What you need to do —
- 1) In the journal abstract on PTP1B, what have recent knock-out studies in mice identified PTP1B as?
- 2) Extend the journal abstract on PTP1B with a few more sentences, starting after its last sentence.
───── Extract to read ─────
J Med Chem 2002 Sep 26;45(20):4443-4459
Andersen HS, Olsen OH, Iversen LF, Sorensen AL, Mortensen SB, Christensen MS, Branner S, Hansen TK, Lau JF, Jeppesen L, Moran EJ, Su J, Bakir F, Judge L, Shahbaz M, Collins T, Vo T, Newman MJ, Ripka WC, Moller NP.
Departments of Medicinal Chemistry Research 1, 4, and 5 and Drug Metabolism, Health Care Discovery, Novo Nordisk A/S, Novo Nordisk Park, DK-2760 Malov, Denmark, Departments of Protein Structure, Protein Design, and Signal Transduction, Novo Nordisk A/S, Novo Alle, DK-2880 Bagsvaerd, Denmark, and Ontogen Corporation, 2325 Camino Vida Roble, Carlsbad, California 92009.
Reversible phosphorylation and dephosphorylation of key proteins on tyrosine residues are important parts of intracellular signaling triggered by hormones and other agents.
Recent knock-out studies in mice have identified PTP1B as a potential target for the treatment of diabetes and obesity.
As a consequence, a number of academic and industrial groups are aggressively pursuing the development of selective PTP1B inhibitors.
In addition, other protein-tyrosine phosphatases (PTPs) appear to be critically involved in major diseases such as cancer and autoimmunity.
───── Records provided ─────
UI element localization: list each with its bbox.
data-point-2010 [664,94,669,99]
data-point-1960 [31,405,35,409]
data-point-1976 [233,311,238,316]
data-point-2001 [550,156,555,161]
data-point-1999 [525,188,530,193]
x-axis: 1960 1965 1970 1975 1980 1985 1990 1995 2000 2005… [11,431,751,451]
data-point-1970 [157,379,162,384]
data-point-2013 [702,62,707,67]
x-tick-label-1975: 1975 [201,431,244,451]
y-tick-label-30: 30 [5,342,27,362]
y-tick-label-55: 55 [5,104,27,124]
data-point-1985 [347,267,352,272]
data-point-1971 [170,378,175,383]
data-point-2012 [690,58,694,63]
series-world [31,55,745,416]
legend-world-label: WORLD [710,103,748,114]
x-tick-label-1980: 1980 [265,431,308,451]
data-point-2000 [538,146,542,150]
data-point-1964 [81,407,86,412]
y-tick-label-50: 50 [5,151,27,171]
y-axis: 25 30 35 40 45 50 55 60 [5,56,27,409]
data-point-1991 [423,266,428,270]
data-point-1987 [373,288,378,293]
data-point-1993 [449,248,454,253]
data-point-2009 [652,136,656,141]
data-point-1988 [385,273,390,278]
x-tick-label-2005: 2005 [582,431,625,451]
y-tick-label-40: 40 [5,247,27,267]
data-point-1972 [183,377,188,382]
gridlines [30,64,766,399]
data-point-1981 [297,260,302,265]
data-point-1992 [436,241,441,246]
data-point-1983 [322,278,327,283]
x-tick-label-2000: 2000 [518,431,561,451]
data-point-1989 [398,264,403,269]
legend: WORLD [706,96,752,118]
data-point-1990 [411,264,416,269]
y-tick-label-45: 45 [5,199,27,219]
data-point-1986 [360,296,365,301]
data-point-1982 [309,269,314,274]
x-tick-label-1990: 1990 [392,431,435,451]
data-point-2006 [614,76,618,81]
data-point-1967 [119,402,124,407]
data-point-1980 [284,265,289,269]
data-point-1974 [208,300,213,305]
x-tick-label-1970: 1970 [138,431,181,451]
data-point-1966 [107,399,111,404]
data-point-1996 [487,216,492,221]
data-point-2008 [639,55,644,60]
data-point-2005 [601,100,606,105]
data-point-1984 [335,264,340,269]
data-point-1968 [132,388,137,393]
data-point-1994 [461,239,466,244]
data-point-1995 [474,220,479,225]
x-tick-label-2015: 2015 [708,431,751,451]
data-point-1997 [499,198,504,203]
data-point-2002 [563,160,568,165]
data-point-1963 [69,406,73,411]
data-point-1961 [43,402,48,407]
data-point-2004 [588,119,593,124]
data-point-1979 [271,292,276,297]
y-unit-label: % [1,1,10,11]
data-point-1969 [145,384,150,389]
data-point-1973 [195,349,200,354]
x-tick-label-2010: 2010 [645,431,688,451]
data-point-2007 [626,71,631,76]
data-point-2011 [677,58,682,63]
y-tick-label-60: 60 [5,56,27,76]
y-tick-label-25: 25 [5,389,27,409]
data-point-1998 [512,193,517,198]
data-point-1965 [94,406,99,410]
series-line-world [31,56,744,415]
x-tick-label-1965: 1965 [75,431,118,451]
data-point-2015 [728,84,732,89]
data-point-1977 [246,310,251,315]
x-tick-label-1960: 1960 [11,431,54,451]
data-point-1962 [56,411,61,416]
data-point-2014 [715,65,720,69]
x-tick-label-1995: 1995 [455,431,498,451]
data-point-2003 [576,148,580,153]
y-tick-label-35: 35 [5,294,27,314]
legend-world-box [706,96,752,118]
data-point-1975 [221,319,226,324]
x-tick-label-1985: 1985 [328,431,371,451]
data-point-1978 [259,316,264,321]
─────
Results for the exercise —
- 1) A potential target for the treatment of diabetes and obesity.

- 2)
Given the diversity of PTPs and their potential as drug targets in different diseases, we have taken a broad approach to develop active site-directed selective inhibitors of specific members of this family of enzymes.
Using a high throughput screening, we have previously identified 2-(oxalylamino)benzoic acid 3a as a relatively weak but classical competitive inhibitor of several PTPs.(4)
On the basis of our early studies, indicating that 3a might be used as a starting point for the synthesis of selective PTP inhibitors, we now present our efforts in expansion of this concept and provide here a number of new chemical scaffolds for the development of inhibitors of different members of the PTP family.
Although the core structure of these inhibitors is charged, good oral bioavailability has been observed in rat for some compounds.
Furthermore, we have observed enhancement of 2-deoxy-glucose accumulation in C2C12 cells with prodrug analogues.